Recorded data
[START]

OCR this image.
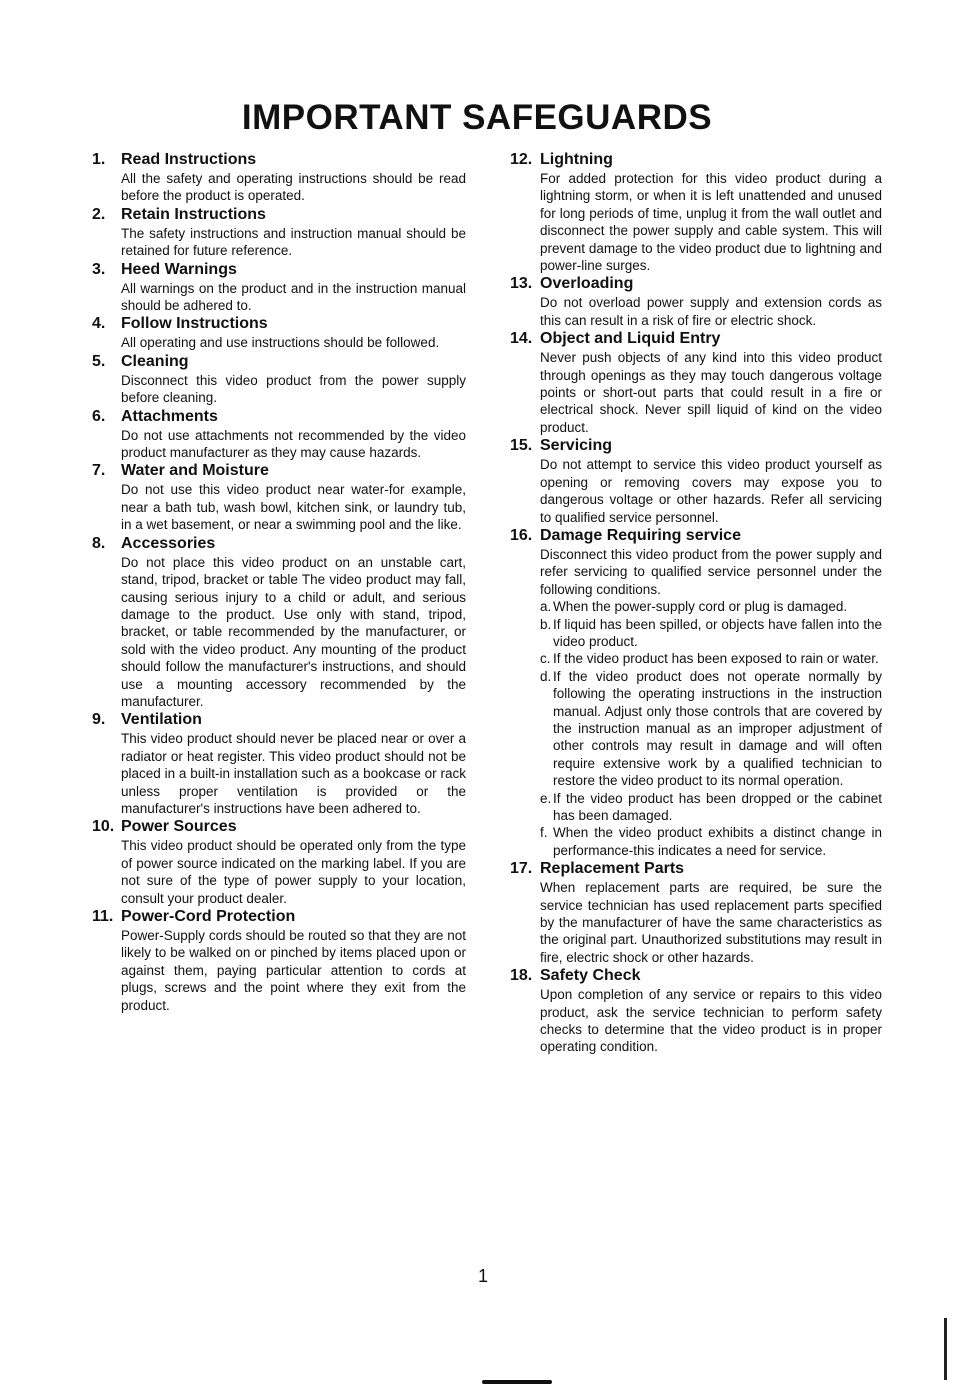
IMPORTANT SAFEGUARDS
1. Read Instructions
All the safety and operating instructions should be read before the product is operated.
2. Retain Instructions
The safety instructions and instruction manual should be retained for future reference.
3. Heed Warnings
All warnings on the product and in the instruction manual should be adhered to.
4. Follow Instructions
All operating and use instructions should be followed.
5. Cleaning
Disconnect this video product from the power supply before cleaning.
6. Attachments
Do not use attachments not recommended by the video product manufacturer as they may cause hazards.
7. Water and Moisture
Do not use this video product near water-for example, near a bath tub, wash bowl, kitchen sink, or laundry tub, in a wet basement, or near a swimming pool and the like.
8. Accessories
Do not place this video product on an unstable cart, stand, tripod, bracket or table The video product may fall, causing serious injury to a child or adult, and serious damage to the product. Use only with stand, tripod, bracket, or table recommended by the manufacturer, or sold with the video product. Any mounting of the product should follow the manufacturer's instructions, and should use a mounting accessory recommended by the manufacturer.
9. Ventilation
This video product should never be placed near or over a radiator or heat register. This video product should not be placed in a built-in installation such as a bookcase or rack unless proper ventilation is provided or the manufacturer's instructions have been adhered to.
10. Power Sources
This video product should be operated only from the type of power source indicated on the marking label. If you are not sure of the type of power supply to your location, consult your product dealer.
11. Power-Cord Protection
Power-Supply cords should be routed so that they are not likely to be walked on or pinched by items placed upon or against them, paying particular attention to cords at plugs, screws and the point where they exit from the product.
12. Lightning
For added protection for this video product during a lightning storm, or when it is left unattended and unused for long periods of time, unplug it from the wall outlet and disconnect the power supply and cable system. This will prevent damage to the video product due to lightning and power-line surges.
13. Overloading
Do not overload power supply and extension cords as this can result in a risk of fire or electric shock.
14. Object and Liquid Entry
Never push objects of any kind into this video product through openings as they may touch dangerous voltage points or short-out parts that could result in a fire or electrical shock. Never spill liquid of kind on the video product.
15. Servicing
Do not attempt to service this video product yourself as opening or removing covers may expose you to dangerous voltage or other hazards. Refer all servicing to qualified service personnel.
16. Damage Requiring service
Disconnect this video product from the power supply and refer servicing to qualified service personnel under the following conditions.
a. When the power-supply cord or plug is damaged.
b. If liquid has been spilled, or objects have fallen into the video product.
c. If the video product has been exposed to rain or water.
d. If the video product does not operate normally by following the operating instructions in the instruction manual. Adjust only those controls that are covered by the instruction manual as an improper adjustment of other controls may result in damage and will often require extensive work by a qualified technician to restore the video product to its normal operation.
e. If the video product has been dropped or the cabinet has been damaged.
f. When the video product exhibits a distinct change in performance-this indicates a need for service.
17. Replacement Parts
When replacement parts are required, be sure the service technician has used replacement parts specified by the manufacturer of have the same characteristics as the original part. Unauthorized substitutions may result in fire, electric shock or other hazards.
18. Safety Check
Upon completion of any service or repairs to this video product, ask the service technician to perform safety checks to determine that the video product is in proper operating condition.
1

[END]
[START]

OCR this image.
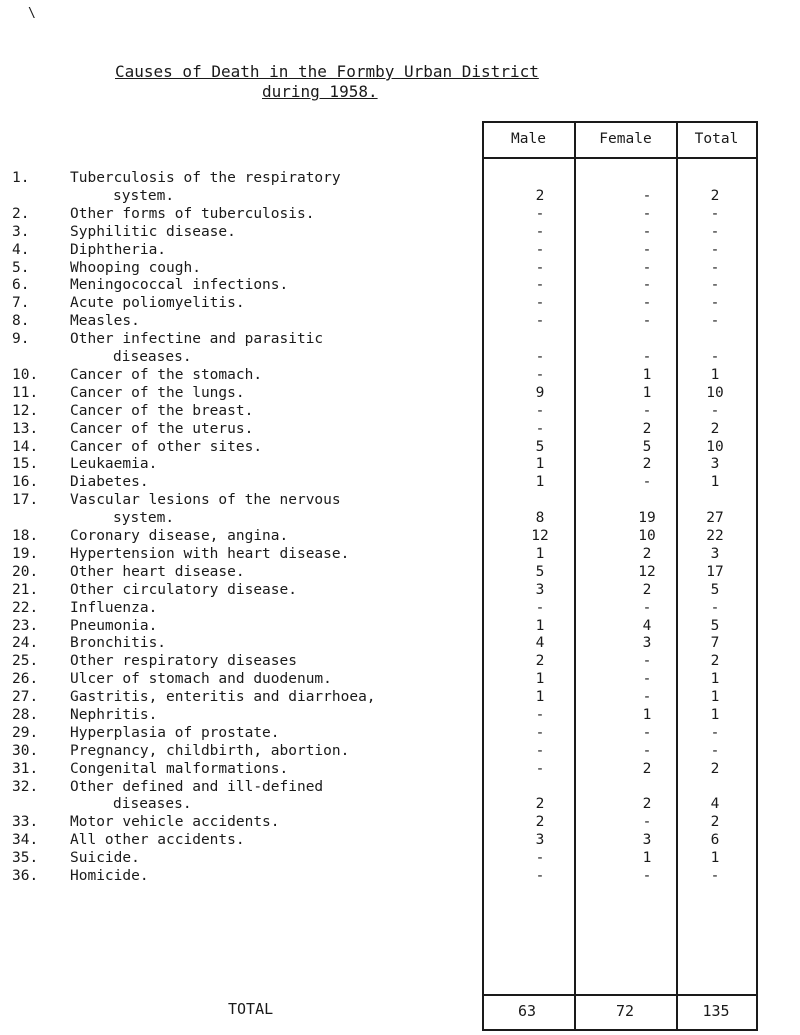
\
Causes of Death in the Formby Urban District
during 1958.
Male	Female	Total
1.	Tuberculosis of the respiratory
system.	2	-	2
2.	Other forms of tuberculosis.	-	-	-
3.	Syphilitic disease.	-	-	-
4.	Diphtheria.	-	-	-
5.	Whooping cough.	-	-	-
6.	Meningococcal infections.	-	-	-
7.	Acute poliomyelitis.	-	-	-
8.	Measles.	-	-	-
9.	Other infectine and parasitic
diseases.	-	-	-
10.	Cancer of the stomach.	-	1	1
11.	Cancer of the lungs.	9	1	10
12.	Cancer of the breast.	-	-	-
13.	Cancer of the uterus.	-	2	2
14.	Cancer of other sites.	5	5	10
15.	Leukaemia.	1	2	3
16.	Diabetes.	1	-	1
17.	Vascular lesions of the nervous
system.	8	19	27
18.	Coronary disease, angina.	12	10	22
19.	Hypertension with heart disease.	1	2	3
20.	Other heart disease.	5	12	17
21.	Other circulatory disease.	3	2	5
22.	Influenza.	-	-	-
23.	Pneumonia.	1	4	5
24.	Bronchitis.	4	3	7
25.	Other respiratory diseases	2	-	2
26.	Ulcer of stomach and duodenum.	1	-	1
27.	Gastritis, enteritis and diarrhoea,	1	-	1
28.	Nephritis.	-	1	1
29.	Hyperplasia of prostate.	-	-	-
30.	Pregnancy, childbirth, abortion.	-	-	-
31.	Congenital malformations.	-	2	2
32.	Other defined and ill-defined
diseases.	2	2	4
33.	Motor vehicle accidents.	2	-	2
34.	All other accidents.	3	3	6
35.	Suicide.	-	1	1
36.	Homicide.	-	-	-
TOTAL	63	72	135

[END]
[START]

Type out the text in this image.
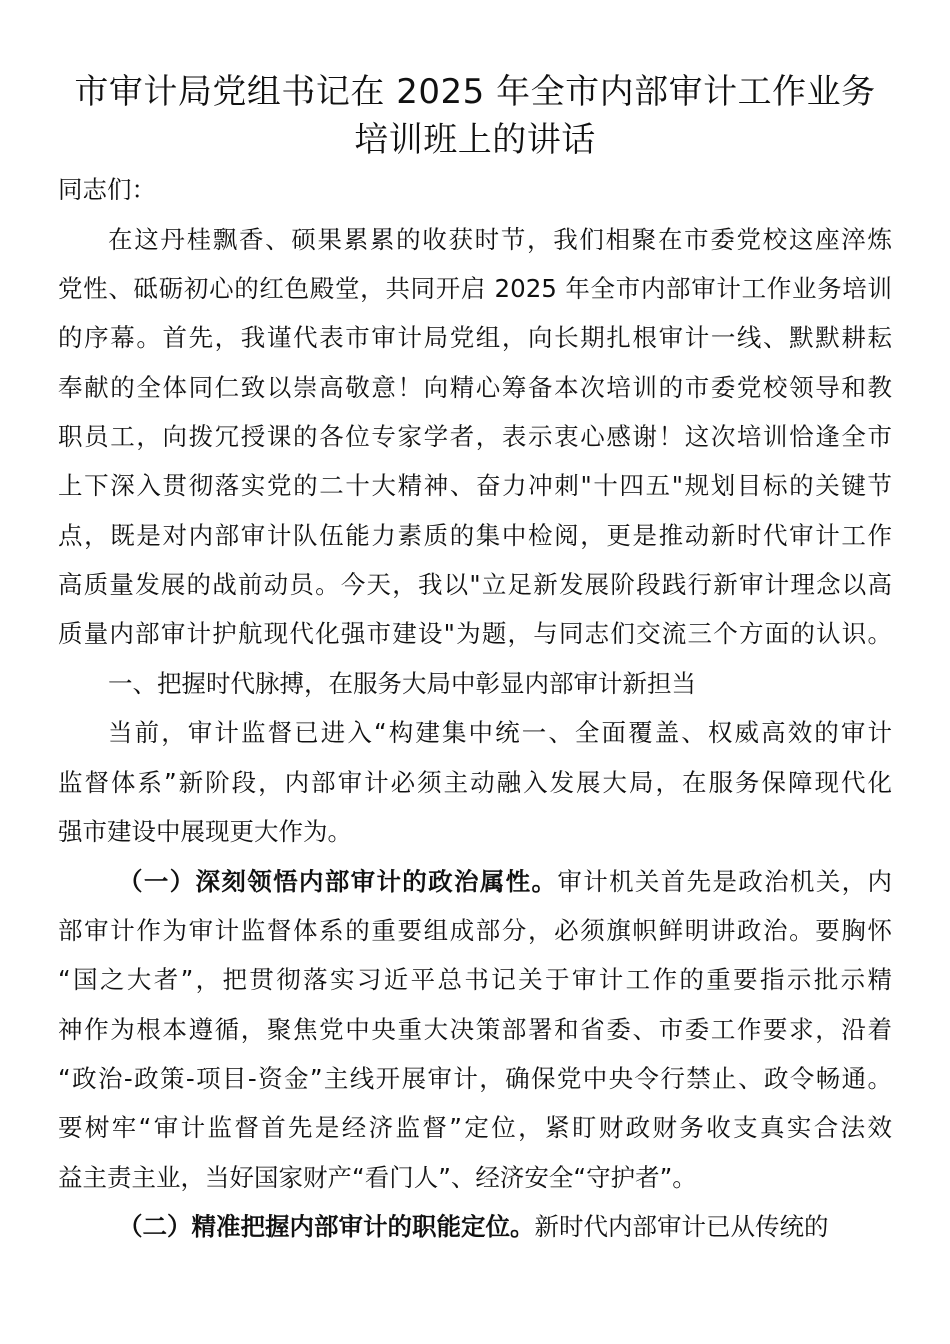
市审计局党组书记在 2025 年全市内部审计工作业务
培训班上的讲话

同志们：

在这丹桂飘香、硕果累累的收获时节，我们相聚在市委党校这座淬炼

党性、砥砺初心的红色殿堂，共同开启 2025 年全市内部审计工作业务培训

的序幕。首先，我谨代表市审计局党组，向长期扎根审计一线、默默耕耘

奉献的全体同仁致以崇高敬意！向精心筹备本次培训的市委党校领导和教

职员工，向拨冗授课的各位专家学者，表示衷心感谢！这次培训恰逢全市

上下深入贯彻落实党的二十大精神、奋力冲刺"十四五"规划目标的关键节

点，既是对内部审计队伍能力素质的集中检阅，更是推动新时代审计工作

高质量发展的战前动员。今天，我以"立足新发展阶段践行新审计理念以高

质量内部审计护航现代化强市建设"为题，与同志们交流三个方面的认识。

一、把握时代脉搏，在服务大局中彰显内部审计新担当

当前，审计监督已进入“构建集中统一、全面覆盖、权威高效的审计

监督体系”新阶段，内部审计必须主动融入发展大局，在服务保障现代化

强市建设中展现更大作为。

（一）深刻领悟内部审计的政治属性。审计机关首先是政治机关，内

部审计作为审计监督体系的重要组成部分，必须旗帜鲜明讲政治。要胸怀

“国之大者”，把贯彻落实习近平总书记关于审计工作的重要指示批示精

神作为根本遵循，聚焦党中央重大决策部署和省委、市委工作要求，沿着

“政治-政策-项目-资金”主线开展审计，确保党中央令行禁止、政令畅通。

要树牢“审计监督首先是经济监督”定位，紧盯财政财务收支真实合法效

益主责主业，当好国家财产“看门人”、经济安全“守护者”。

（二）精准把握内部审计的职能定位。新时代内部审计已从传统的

[END]

**Written request:**
Pick out every line above that contains the word "voltage" and copy it.

**Result of the exercise:**
Never push objects of any kind into this video product through openings as they may touch dangerous voltage points or short-out parts that could result in a fire or electrical shock. Never spill liquid of kind on the video product.
Do not attempt to service this video product yourself as opening or removing covers may expose you to dangerous voltage or other hazards. Refer all servicing to qualified service personnel.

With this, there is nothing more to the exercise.